## Directions
Find the lines containing the word "thực" and copy every one of them.
## Begin Records supplied
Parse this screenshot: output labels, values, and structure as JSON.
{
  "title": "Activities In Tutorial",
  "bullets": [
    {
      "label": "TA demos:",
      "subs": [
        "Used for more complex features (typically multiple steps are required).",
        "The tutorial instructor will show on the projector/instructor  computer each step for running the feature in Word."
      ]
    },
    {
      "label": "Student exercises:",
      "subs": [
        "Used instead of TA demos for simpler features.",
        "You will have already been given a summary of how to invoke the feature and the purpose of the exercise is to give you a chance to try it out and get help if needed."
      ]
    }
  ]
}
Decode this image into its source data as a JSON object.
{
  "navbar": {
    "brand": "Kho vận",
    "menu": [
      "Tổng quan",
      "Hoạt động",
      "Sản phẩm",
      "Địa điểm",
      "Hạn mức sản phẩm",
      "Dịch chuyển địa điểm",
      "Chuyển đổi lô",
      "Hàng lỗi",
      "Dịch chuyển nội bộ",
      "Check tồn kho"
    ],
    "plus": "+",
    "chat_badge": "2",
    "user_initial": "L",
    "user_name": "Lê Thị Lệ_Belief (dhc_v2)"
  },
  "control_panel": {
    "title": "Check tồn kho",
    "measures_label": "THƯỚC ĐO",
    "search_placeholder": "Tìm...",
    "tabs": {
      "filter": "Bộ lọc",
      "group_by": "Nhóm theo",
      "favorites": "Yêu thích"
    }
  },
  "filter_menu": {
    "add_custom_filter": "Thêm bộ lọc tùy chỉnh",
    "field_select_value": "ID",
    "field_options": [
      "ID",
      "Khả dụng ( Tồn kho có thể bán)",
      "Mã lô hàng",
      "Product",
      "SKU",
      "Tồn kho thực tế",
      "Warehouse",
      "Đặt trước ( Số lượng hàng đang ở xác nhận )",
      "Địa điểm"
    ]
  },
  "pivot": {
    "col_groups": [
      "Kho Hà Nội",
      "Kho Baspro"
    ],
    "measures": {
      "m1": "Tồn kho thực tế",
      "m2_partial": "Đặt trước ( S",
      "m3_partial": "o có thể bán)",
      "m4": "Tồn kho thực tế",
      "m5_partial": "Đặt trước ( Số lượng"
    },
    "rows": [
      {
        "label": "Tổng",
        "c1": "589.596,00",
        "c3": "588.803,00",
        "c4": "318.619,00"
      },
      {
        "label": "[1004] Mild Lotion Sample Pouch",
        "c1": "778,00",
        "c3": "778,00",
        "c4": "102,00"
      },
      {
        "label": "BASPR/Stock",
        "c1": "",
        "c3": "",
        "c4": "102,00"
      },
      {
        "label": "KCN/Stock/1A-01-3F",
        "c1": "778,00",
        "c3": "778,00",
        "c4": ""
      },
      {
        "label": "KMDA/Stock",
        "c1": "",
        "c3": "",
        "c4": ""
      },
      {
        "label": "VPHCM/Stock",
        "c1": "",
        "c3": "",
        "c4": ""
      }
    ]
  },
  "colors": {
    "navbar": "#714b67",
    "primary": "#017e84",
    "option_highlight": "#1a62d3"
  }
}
## End Records supplied
## Written response
      "Tồn kho thực tế",
      "m1": "Tồn kho thực tế",
      "m4": "Tồn kho thực tế",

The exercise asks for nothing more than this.